start

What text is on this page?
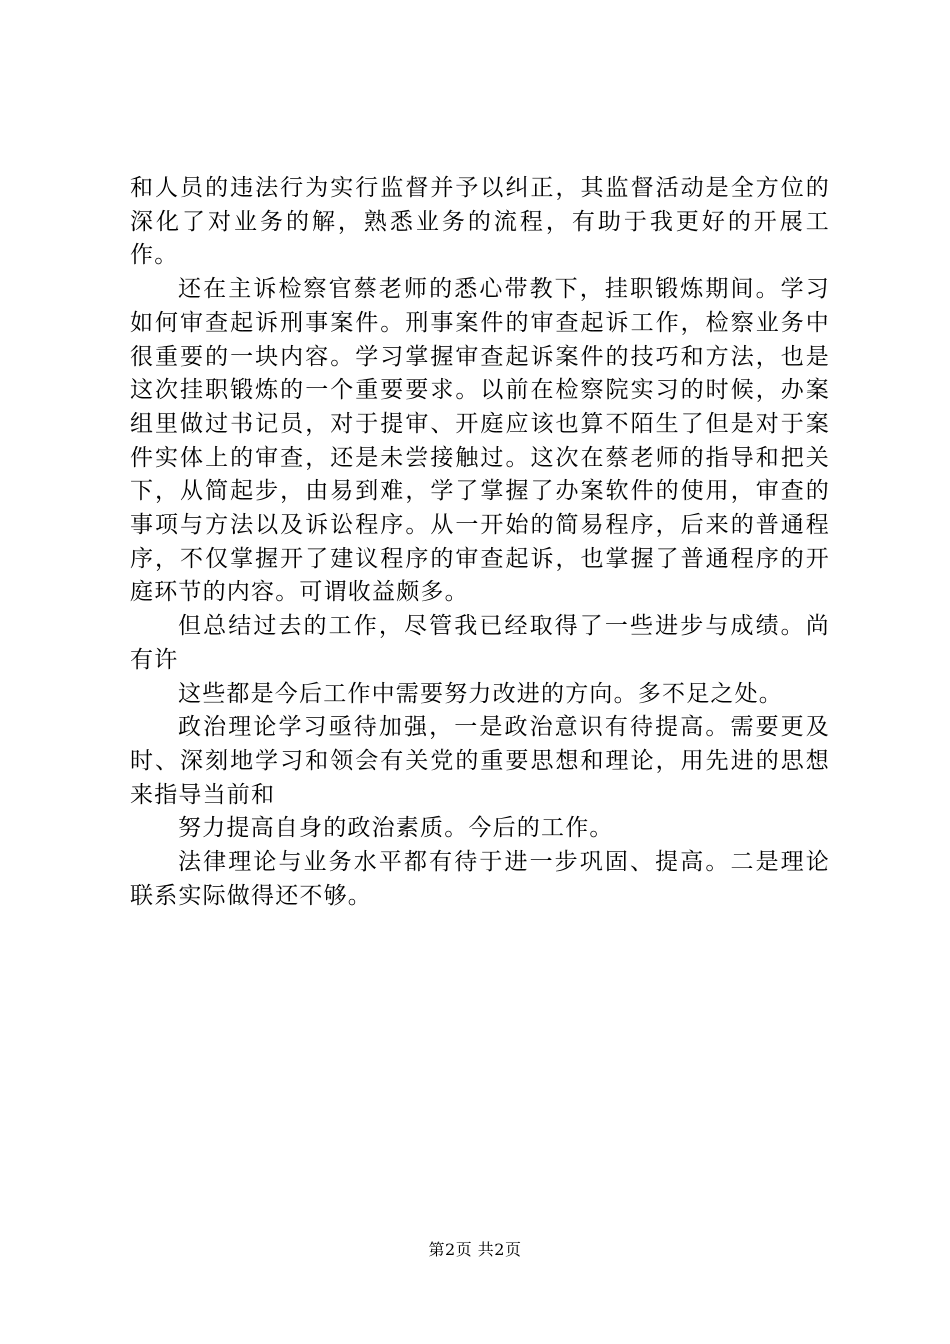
和人员的违法行为实行监督并予以纠正，其监督活动是全方位的深化了对业务的解，熟悉业务的流程，有助于我更好的开展工作。

还在主诉检察官蔡老师的悉心带教下，挂职锻炼期间。学习如何审查起诉刑事案件。刑事案件的审查起诉工作，检察业务中很重要的一块内容。学习掌握审查起诉案件的技巧和方法，也是这次挂职锻炼的一个重要要求。以前在检察院实习的时候，办案组里做过书记员，对于提审、开庭应该也算不陌生了但是对于案件实体上的审查，还是未尝接触过。这次在蔡老师的指导和把关下，从简起步，由易到难，学了掌握了办案软件的使用，审查的事项与方法以及诉讼程序。从一开始的简易程序，后来的普通程序，不仅掌握开了建议程序的审查起诉，也掌握了普通程序的开庭环节的内容。可谓收益颇多。

但总结过去的工作，尽管我已经取得了一些进步与成绩。尚有许

这些都是今后工作中需要努力改进的方向。多不足之处。

政治理论学习亟待加强，一是政治意识有待提高。需要更及时、深刻地学习和领会有关党的重要思想和理论，用先进的思想来指导当前和

努力提高自身的政治素质。今后的工作。

法律理论与业务水平都有待于进一步巩固、提高。二是理论联系实际做得还不够。

第2页 共2页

end

Omit every picture, then repeat the remaining data exactly as it appears above.

What text is on this page?
和人员的违法行为实行监督并予以纠正，其监督活动是全方位的深化了对业务的解，熟悉业务的流程，有助于我更好的开展工作。

还在主诉检察官蔡老师的悉心带教下，挂职锻炼期间。学习如何审查起诉刑事案件。刑事案件的审查起诉工作，检察业务中很重要的一块内容。学习掌握审查起诉案件的技巧和方法，也是这次挂职锻炼的一个重要要求。以前在检察院实习的时候，办案组里做过书记员，对于提审、开庭应该也算不陌生了但是对于案件实体上的审查，还是未尝接触过。这次在蔡老师的指导和把关下，从简起步，由易到难，学了掌握了办案软件的使用，审查的事项与方法以及诉讼程序。从一开始的简易程序，后来的普通程序，不仅掌握开了建议程序的审查起诉，也掌握了普通程序的开庭环节的内容。可谓收益颇多。

但总结过去的工作，尽管我已经取得了一些进步与成绩。尚有许

这些都是今后工作中需要努力改进的方向。多不足之处。

政治理论学习亟待加强，一是政治意识有待提高。需要更及时、深刻地学习和领会有关党的重要思想和理论，用先进的思想来指导当前和

努力提高自身的政治素质。今后的工作。

法律理论与业务水平都有待于进一步巩固、提高。二是理论联系实际做得还不够。

第2页 共2页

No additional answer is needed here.